• INSTRUCTIONS FOR THE TASK
Of the lines below, how many hold the string "name"? Give only the number.
━━━━━ SUPPLIED MATERIAL
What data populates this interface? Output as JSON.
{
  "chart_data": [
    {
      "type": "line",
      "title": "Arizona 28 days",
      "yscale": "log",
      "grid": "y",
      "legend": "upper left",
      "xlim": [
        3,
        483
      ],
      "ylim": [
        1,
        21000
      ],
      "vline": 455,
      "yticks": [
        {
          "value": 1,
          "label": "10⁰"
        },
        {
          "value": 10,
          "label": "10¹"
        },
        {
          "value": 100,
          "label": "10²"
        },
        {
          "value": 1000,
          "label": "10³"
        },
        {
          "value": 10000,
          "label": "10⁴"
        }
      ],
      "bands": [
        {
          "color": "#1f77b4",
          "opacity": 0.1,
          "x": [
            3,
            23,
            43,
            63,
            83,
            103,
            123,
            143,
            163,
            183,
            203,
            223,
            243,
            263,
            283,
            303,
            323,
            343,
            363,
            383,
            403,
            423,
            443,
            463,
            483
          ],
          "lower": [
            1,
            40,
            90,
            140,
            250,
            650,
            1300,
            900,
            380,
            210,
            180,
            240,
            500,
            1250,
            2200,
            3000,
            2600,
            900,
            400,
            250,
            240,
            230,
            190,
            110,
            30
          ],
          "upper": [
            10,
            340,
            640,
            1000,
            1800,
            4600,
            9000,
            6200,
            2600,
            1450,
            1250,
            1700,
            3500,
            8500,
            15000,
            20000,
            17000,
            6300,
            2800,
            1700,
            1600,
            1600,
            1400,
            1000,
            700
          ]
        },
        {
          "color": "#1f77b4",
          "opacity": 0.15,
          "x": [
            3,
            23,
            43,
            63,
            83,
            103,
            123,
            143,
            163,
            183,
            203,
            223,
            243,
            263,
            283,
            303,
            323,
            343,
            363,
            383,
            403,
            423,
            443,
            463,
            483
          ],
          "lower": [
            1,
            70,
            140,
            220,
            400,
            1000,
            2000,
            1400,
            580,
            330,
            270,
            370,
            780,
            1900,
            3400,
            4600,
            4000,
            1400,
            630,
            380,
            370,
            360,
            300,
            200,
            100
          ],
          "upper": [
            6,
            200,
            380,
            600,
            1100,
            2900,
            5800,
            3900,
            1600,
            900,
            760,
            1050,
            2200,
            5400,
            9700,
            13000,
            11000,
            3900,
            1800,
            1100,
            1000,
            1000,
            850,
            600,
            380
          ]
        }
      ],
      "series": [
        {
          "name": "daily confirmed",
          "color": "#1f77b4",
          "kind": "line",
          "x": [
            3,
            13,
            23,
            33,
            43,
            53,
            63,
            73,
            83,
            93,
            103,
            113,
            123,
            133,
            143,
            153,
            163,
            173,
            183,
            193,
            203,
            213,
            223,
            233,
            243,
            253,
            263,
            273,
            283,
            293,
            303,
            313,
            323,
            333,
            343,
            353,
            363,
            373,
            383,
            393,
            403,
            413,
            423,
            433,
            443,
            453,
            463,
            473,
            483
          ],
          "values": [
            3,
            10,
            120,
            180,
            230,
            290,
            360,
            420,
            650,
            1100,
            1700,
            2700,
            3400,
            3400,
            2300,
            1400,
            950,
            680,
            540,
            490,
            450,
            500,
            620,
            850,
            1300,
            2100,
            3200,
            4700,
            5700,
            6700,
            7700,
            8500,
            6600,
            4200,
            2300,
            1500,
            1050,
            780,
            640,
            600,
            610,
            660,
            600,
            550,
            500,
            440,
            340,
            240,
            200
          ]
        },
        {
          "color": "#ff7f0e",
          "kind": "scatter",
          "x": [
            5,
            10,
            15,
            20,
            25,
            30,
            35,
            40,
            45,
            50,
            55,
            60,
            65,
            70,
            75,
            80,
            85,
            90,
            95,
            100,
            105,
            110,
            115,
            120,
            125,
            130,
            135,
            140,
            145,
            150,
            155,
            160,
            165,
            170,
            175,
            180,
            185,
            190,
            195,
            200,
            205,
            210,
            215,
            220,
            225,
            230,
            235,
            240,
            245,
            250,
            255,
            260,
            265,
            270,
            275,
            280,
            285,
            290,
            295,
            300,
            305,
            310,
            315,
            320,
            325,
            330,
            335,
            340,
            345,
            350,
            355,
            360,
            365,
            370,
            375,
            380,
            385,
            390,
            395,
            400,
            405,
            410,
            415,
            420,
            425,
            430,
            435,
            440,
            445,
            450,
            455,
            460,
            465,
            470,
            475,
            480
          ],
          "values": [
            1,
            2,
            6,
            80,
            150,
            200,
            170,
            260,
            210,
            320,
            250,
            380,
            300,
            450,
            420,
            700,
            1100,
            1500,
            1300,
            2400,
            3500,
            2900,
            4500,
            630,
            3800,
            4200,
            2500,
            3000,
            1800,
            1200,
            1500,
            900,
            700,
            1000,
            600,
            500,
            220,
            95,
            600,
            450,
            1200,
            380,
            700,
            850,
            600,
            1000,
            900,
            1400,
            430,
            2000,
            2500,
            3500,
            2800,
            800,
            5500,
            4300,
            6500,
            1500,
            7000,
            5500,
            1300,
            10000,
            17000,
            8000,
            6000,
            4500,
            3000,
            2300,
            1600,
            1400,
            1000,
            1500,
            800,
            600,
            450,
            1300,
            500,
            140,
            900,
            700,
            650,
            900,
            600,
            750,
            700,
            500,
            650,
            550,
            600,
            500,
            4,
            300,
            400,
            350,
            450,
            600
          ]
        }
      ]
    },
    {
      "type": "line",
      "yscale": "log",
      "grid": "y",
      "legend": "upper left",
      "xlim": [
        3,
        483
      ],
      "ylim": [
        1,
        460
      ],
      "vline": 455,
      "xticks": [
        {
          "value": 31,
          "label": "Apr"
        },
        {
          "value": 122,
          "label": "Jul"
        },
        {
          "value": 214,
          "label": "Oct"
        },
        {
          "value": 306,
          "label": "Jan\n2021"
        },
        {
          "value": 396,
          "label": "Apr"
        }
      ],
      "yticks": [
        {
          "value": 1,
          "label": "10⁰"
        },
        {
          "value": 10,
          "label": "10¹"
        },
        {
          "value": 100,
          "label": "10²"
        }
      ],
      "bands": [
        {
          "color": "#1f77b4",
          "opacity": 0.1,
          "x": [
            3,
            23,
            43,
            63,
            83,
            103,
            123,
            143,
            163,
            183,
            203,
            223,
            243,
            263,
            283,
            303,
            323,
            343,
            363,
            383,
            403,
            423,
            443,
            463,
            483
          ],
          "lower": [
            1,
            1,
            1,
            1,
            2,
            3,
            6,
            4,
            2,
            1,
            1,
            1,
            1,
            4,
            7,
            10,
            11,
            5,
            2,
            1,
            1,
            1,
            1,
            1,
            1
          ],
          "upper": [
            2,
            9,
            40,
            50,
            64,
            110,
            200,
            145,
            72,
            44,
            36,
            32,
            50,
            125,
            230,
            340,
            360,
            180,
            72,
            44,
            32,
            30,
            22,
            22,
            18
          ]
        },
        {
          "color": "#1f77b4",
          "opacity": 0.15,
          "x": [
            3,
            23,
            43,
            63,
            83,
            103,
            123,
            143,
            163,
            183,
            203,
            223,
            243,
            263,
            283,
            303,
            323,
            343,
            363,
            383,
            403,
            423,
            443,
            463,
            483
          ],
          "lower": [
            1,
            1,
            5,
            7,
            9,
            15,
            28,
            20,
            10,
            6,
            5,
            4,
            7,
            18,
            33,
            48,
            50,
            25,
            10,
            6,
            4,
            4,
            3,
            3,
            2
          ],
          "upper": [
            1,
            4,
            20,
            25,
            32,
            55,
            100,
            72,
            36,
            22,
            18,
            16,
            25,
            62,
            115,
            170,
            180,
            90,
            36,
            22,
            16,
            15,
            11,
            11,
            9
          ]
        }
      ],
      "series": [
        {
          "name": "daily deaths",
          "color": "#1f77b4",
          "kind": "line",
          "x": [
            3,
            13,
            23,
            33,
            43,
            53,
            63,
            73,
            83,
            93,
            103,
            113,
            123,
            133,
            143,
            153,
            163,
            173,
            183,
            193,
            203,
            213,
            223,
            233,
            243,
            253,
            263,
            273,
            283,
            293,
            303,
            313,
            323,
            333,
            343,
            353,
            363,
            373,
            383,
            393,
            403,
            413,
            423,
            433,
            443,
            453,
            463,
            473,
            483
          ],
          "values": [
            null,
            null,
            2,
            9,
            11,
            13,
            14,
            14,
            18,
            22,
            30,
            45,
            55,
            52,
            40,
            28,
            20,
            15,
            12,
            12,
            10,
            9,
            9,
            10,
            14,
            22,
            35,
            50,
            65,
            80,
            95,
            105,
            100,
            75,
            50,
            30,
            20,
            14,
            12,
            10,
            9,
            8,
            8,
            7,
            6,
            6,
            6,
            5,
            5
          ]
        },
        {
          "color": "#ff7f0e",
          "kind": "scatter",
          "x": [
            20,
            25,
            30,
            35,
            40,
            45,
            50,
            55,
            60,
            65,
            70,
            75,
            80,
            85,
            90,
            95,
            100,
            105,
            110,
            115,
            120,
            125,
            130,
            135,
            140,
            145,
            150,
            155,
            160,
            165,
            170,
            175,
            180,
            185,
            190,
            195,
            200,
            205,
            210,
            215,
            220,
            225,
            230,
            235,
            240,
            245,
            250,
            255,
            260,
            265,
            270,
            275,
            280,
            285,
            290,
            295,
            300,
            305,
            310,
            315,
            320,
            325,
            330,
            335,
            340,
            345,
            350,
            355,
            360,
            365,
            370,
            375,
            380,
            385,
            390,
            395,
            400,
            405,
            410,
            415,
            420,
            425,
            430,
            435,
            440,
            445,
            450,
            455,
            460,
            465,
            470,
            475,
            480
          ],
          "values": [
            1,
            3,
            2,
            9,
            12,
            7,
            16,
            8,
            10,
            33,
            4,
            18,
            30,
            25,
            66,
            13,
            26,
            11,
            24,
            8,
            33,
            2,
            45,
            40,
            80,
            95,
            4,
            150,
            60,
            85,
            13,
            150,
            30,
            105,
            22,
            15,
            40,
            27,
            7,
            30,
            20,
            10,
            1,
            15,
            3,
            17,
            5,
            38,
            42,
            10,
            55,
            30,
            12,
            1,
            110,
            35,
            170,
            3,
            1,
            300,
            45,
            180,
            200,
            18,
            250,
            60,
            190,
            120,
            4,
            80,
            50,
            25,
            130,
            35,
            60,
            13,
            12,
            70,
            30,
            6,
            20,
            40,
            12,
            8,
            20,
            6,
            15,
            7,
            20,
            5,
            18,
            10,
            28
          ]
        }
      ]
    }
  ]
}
━━━━━━━━━━
• RESPONSE TO THIS TASK
2